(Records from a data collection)
▶
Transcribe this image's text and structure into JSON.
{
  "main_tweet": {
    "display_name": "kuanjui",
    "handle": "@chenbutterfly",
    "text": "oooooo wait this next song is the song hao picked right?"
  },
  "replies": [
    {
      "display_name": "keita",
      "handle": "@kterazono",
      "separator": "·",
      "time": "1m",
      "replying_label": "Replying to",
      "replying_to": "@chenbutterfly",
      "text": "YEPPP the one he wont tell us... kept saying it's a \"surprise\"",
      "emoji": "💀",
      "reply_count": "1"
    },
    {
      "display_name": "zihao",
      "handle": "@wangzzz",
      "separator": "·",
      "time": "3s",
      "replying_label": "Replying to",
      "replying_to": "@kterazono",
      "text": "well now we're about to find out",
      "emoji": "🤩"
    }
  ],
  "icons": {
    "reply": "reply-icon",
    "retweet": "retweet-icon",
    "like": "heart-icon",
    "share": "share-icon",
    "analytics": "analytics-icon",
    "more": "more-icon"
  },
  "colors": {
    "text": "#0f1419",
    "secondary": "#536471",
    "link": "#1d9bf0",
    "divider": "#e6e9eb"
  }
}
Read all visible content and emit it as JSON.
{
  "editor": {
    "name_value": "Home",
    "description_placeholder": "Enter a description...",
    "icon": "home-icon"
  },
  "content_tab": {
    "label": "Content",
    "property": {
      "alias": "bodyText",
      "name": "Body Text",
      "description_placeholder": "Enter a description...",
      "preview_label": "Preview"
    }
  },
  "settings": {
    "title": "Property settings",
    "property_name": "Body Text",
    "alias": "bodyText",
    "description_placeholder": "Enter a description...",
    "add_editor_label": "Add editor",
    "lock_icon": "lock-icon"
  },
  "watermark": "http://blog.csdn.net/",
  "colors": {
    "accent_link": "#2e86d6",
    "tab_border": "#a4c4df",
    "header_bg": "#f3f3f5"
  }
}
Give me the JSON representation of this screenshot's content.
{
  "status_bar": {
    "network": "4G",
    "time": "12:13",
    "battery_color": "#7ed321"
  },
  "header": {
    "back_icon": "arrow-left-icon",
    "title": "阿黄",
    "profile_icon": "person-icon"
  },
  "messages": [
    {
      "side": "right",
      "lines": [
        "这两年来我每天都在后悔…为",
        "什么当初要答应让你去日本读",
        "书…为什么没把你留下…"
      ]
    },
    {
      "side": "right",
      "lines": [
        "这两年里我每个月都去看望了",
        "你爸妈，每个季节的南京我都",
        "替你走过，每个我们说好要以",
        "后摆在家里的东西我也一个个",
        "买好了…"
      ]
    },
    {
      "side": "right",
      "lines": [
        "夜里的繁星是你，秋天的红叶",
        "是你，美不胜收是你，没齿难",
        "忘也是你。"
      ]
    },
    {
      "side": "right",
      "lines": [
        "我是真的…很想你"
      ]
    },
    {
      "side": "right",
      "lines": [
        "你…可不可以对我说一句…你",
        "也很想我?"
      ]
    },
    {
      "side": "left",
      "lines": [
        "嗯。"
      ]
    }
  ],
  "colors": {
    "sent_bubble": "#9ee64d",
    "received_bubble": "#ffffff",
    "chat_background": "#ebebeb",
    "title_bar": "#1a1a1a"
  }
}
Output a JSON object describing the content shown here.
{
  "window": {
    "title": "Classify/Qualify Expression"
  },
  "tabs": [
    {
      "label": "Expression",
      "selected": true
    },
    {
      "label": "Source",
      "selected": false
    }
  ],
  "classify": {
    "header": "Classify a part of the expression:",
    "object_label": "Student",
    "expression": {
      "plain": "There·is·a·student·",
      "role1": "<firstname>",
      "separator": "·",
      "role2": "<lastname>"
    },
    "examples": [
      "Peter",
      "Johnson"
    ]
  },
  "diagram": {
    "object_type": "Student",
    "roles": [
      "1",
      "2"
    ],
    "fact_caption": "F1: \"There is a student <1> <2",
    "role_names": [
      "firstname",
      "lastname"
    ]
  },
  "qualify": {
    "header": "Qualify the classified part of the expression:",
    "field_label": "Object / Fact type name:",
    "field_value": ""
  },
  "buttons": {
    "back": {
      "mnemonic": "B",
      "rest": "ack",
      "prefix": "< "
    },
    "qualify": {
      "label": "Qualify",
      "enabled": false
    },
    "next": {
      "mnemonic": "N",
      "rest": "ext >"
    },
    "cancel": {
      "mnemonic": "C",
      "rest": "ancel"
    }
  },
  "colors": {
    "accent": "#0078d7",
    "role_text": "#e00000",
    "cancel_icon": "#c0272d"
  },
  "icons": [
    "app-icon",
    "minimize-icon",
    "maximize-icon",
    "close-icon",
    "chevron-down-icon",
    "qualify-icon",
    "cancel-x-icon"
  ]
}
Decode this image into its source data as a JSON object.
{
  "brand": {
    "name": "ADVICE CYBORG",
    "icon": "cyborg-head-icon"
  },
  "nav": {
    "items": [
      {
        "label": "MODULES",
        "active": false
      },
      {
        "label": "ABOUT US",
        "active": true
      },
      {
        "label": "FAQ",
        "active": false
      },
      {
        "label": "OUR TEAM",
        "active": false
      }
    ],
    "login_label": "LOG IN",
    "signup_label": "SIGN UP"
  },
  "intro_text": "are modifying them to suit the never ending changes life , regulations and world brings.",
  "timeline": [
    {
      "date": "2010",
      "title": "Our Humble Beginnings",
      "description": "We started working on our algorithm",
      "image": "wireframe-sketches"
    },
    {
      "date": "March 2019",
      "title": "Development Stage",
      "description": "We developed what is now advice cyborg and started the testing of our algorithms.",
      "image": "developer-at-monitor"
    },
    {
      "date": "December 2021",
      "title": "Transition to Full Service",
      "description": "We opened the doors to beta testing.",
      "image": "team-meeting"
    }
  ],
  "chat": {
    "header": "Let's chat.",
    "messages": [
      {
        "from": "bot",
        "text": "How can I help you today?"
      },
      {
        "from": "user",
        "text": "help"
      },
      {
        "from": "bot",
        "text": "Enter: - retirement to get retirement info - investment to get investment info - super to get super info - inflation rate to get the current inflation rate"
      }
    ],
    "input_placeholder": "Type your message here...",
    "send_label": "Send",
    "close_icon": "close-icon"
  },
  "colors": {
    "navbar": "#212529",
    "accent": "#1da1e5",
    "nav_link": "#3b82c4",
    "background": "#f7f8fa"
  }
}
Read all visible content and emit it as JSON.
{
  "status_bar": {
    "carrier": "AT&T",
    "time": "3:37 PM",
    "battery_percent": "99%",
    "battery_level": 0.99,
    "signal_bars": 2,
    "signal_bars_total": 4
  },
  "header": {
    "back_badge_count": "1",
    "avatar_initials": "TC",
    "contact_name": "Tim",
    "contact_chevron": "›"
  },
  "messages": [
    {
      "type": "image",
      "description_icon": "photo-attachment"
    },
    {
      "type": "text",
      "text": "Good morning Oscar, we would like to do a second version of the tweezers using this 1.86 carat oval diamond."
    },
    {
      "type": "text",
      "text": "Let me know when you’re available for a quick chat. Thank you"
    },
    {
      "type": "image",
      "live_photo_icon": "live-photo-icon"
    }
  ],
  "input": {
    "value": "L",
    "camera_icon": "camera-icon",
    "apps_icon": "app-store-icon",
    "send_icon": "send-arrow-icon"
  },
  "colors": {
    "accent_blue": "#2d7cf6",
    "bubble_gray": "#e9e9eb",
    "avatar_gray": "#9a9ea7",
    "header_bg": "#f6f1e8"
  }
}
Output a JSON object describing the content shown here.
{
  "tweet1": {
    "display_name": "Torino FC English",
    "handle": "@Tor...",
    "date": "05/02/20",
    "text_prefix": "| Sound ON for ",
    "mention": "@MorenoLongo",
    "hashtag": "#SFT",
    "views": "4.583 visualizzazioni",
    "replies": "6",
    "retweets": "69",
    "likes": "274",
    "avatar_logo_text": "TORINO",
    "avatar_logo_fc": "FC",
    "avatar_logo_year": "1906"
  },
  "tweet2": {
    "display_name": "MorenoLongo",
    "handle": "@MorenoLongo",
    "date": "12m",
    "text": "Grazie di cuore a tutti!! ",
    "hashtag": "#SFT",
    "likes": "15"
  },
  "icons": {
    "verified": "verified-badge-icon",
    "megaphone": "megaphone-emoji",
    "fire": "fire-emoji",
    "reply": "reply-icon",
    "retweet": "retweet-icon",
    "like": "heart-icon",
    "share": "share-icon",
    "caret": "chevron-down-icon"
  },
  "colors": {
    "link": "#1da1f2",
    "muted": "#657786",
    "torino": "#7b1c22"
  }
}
◀
Check each line above for the word "There", and copy the lines where it appears.

*CORRECT RESULT*.
      "plain": "There·is·a·student·",
    "fact_caption": "F1: \"There is a student <1> <2",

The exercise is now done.